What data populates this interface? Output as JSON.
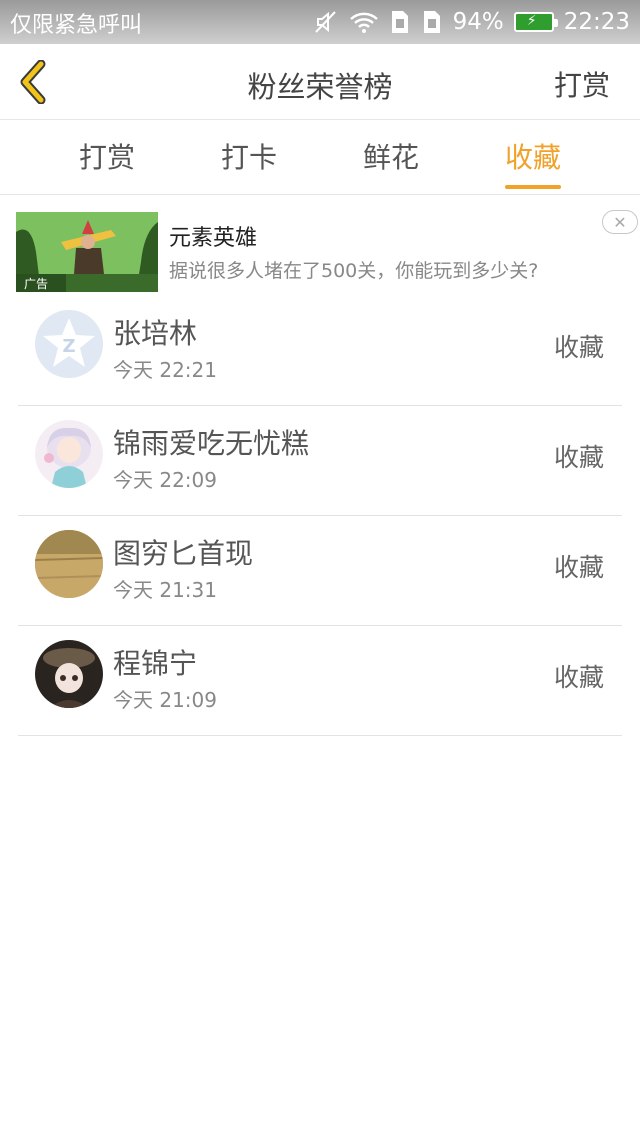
{
  "status_bar": {
    "carrier": "仅限紧急呼叫",
    "battery_percent": "94%",
    "time": "22:23",
    "icons": [
      "mute-icon",
      "wifi-icon",
      "sim-icon",
      "sim-icon",
      "battery-icon"
    ]
  },
  "header": {
    "back_icon": "chevron-left-icon",
    "title": "粉丝荣誉榜",
    "action": "打赏"
  },
  "tabs": [
    {
      "label": "打赏",
      "active": false
    },
    {
      "label": "打卡",
      "active": false
    },
    {
      "label": "鲜花",
      "active": false
    },
    {
      "label": "收藏",
      "active": true
    }
  ],
  "ad": {
    "title": "元素英雄",
    "description": "据说很多人堵在了500关，你能玩到多少关?",
    "badge": "广告"
  },
  "fans": [
    {
      "name": "张培林",
      "time": "今天 22:21",
      "action": "收藏",
      "avatar": "qq-default-avatar"
    },
    {
      "name": "锦雨爱吃无忧糕",
      "time": "今天 22:09",
      "action": "收藏",
      "avatar": "anime-girl-avatar"
    },
    {
      "name": "图穷匕首现",
      "time": "今天 21:31",
      "action": "收藏",
      "avatar": "field-avatar"
    },
    {
      "name": "程锦宁",
      "time": "今天 21:09",
      "action": "收藏",
      "avatar": "dark-character-avatar"
    }
  ],
  "colors": {
    "accent": "#f0a22a",
    "back_arrow": "#f2c318",
    "divider": "#e6e6e6"
  }
}
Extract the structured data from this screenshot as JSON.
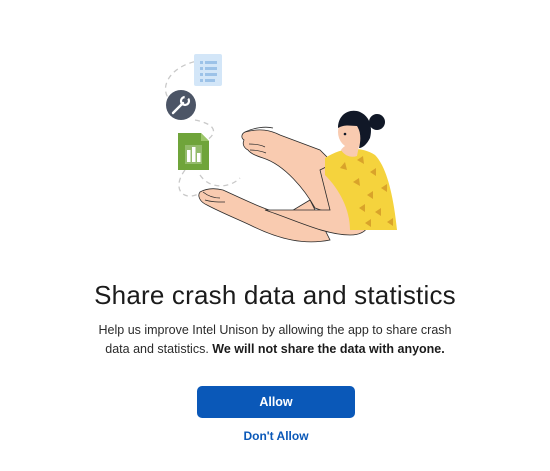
{
  "dialog": {
    "title": "Share crash data and statistics",
    "description": "Help us improve Intel Unison by allowing the app to share crash data and statistics.",
    "description_bold": "We will not share the data with anyone.",
    "allow_label": "Allow",
    "dont_allow_label": "Don't Allow"
  },
  "illustration": {
    "icons": [
      "document-list-icon",
      "wrench-icon",
      "chart-file-icon"
    ],
    "figure": "person-pointing-illustration"
  },
  "colors": {
    "accent": "#0a58b8",
    "shirt": "#f5d33d",
    "skin": "#f9cbb0",
    "chart_file": "#6fa43a",
    "wrench_circle": "#4c5566",
    "doc_icon": "#cde3f7"
  }
}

> [Written problem]:
Which lines hold the string "crash"? Copy all of them from the data above.

> [Correct answer]:
    "title": "Share crash data and statistics",
    "description": "Help us improve Intel Unison by allowing the app to share crash data and statistics.",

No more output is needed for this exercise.